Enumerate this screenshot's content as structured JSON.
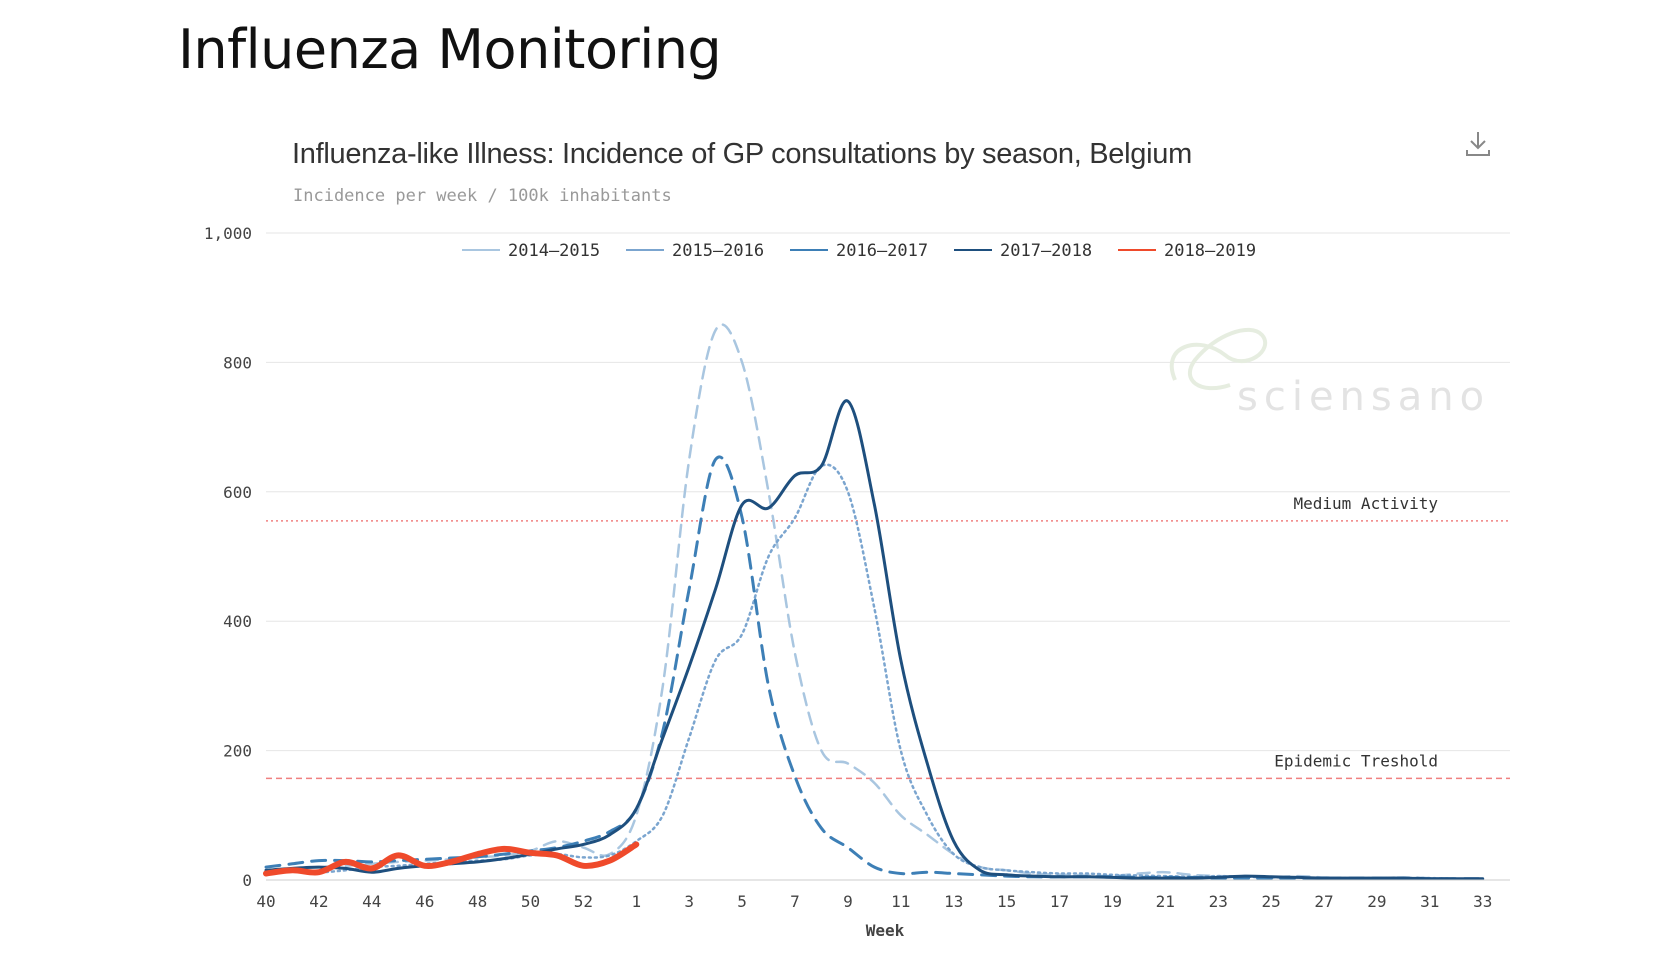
{
  "page": {
    "title": "Influenza Monitoring"
  },
  "chart": {
    "title": "Influenza-like Illness: Incidence of GP consultations by season, Belgium",
    "subtitle": "Incidence per week / 100k inhabitants",
    "download_icon": "download-icon",
    "watermark": "sciensano"
  },
  "colors": {
    "s2014": "#a9c6e0",
    "s2015": "#7ba5cf",
    "s2016": "#3d7fb6",
    "s2017": "#1e4f7e",
    "s2018": "#ef4a2b",
    "threshold": "#f08080",
    "grid": "#e6e6e6",
    "axis_text": "#444444"
  },
  "chart_data": {
    "type": "line",
    "title": "Influenza-like Illness: Incidence of GP consultations by season, Belgium",
    "subtitle": "Incidence per week / 100k inhabitants",
    "xlabel": "Week",
    "ylabel": "",
    "ylim": [
      0,
      1000
    ],
    "yticks": [
      "0",
      "200",
      "400",
      "600",
      "800",
      "1,000"
    ],
    "x_ticks": [
      "40",
      "42",
      "44",
      "46",
      "48",
      "50",
      "52",
      "1",
      "3",
      "5",
      "7",
      "9",
      "11",
      "13",
      "15",
      "17",
      "19",
      "21",
      "23",
      "25",
      "27",
      "29",
      "31",
      "33"
    ],
    "weeks": [
      "40",
      "41",
      "42",
      "43",
      "44",
      "45",
      "46",
      "47",
      "48",
      "49",
      "50",
      "51",
      "52",
      "1",
      "2",
      "3",
      "4",
      "5",
      "6",
      "7",
      "8",
      "9",
      "10",
      "11",
      "12",
      "13",
      "14",
      "15",
      "16",
      "17",
      "18",
      "19",
      "20",
      "21",
      "22",
      "23",
      "24",
      "25",
      "26",
      "27",
      "28",
      "29",
      "30",
      "31",
      "32",
      "33",
      "34"
    ],
    "legend_position": "top",
    "grid": true,
    "thresholds": [
      {
        "label": "Medium Activity",
        "value": 555,
        "style": "dotted"
      },
      {
        "label": "Epidemic Treshold",
        "value": 157,
        "style": "dashed"
      }
    ],
    "series": [
      {
        "name": "2014–2015",
        "dash": "dash",
        "values": [
          15,
          18,
          20,
          22,
          25,
          28,
          30,
          32,
          35,
          38,
          45,
          60,
          50,
          40,
          100,
          300,
          650,
          850,
          800,
          600,
          350,
          200,
          180,
          150,
          100,
          70,
          40,
          20,
          15,
          10,
          8,
          7,
          6,
          10,
          12,
          8,
          6,
          5,
          4,
          6,
          4,
          3,
          3,
          4,
          3,
          2,
          2
        ]
      },
      {
        "name": "2015–2016",
        "dash": "dot",
        "values": [
          15,
          15,
          12,
          15,
          20,
          22,
          25,
          28,
          30,
          32,
          38,
          40,
          35,
          38,
          60,
          100,
          220,
          340,
          380,
          500,
          560,
          640,
          600,
          420,
          200,
          100,
          40,
          20,
          15,
          12,
          10,
          10,
          8,
          7,
          6,
          5,
          6,
          5,
          4,
          4,
          3,
          3,
          3,
          3,
          3,
          2,
          2
        ]
      },
      {
        "name": "2016–2017",
        "dash": "longdash",
        "values": [
          20,
          25,
          30,
          30,
          28,
          30,
          32,
          34,
          36,
          40,
          45,
          50,
          60,
          75,
          110,
          230,
          450,
          650,
          560,
          300,
          160,
          80,
          50,
          20,
          10,
          12,
          10,
          8,
          6,
          5,
          5,
          5,
          5,
          4,
          4,
          4,
          3,
          3,
          3,
          3,
          3,
          3,
          3,
          2,
          2,
          2,
          2
        ]
      },
      {
        "name": "2017–2018",
        "dash": "solid",
        "values": [
          15,
          18,
          20,
          18,
          12,
          18,
          22,
          25,
          28,
          33,
          40,
          48,
          55,
          70,
          110,
          220,
          330,
          450,
          580,
          575,
          625,
          640,
          740,
          580,
          340,
          180,
          60,
          15,
          8,
          6,
          5,
          5,
          4,
          3,
          3,
          3,
          4,
          6,
          5,
          4,
          3,
          3,
          3,
          3,
          2,
          2,
          2
        ]
      },
      {
        "name": "2018–2019",
        "dash": "solid",
        "values": [
          10,
          15,
          12,
          28,
          18,
          38,
          22,
          28,
          40,
          48,
          42,
          38,
          22,
          30,
          55
        ]
      }
    ]
  }
}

**Direction**:
Copy the data character for character, but drop all pictures from the copy.

**Response**:
Enumerate this screenshot's content as structured JSON.
{
  "page": {
    "title": "Influenza Monitoring"
  },
  "chart": {
    "title": "Influenza-like Illness: Incidence of GP consultations by season, Belgium",
    "subtitle": "Incidence per week / 100k inhabitants",
    "download_icon": "download-icon",
    "watermark": "sciensano"
  },
  "colors": {
    "s2014": "#a9c6e0",
    "s2015": "#7ba5cf",
    "s2016": "#3d7fb6",
    "s2017": "#1e4f7e",
    "s2018": "#ef4a2b",
    "threshold": "#f08080",
    "grid": "#e6e6e6",
    "axis_text": "#444444"
  },
  "chart_data": {
    "type": "line",
    "title": "Influenza-like Illness: Incidence of GP consultations by season, Belgium",
    "subtitle": "Incidence per week / 100k inhabitants",
    "xlabel": "Week",
    "ylabel": "",
    "ylim": [
      0,
      1000
    ],
    "yticks": [
      "0",
      "200",
      "400",
      "600",
      "800",
      "1,000"
    ],
    "x_ticks": [
      "40",
      "42",
      "44",
      "46",
      "48",
      "50",
      "52",
      "1",
      "3",
      "5",
      "7",
      "9",
      "11",
      "13",
      "15",
      "17",
      "19",
      "21",
      "23",
      "25",
      "27",
      "29",
      "31",
      "33"
    ],
    "weeks": [
      "40",
      "41",
      "42",
      "43",
      "44",
      "45",
      "46",
      "47",
      "48",
      "49",
      "50",
      "51",
      "52",
      "1",
      "2",
      "3",
      "4",
      "5",
      "6",
      "7",
      "8",
      "9",
      "10",
      "11",
      "12",
      "13",
      "14",
      "15",
      "16",
      "17",
      "18",
      "19",
      "20",
      "21",
      "22",
      "23",
      "24",
      "25",
      "26",
      "27",
      "28",
      "29",
      "30",
      "31",
      "32",
      "33",
      "34"
    ],
    "legend_position": "top",
    "grid": true,
    "thresholds": [
      {
        "label": "Medium Activity",
        "value": 555,
        "style": "dotted"
      },
      {
        "label": "Epidemic Treshold",
        "value": 157,
        "style": "dashed"
      }
    ],
    "series": [
      {
        "name": "2014–2015",
        "dash": "dash",
        "values": [
          15,
          18,
          20,
          22,
          25,
          28,
          30,
          32,
          35,
          38,
          45,
          60,
          50,
          40,
          100,
          300,
          650,
          850,
          800,
          600,
          350,
          200,
          180,
          150,
          100,
          70,
          40,
          20,
          15,
          10,
          8,
          7,
          6,
          10,
          12,
          8,
          6,
          5,
          4,
          6,
          4,
          3,
          3,
          4,
          3,
          2,
          2
        ]
      },
      {
        "name": "2015–2016",
        "dash": "dot",
        "values": [
          15,
          15,
          12,
          15,
          20,
          22,
          25,
          28,
          30,
          32,
          38,
          40,
          35,
          38,
          60,
          100,
          220,
          340,
          380,
          500,
          560,
          640,
          600,
          420,
          200,
          100,
          40,
          20,
          15,
          12,
          10,
          10,
          8,
          7,
          6,
          5,
          6,
          5,
          4,
          4,
          3,
          3,
          3,
          3,
          3,
          2,
          2
        ]
      },
      {
        "name": "2016–2017",
        "dash": "longdash",
        "values": [
          20,
          25,
          30,
          30,
          28,
          30,
          32,
          34,
          36,
          40,
          45,
          50,
          60,
          75,
          110,
          230,
          450,
          650,
          560,
          300,
          160,
          80,
          50,
          20,
          10,
          12,
          10,
          8,
          6,
          5,
          5,
          5,
          5,
          4,
          4,
          4,
          3,
          3,
          3,
          3,
          3,
          3,
          3,
          2,
          2,
          2,
          2
        ]
      },
      {
        "name": "2017–2018",
        "dash": "solid",
        "values": [
          15,
          18,
          20,
          18,
          12,
          18,
          22,
          25,
          28,
          33,
          40,
          48,
          55,
          70,
          110,
          220,
          330,
          450,
          580,
          575,
          625,
          640,
          740,
          580,
          340,
          180,
          60,
          15,
          8,
          6,
          5,
          5,
          4,
          3,
          3,
          3,
          4,
          6,
          5,
          4,
          3,
          3,
          3,
          3,
          2,
          2,
          2
        ]
      },
      {
        "name": "2018–2019",
        "dash": "solid",
        "values": [
          10,
          15,
          12,
          28,
          18,
          38,
          22,
          28,
          40,
          48,
          42,
          38,
          22,
          30,
          55
        ]
      }
    ]
  }
}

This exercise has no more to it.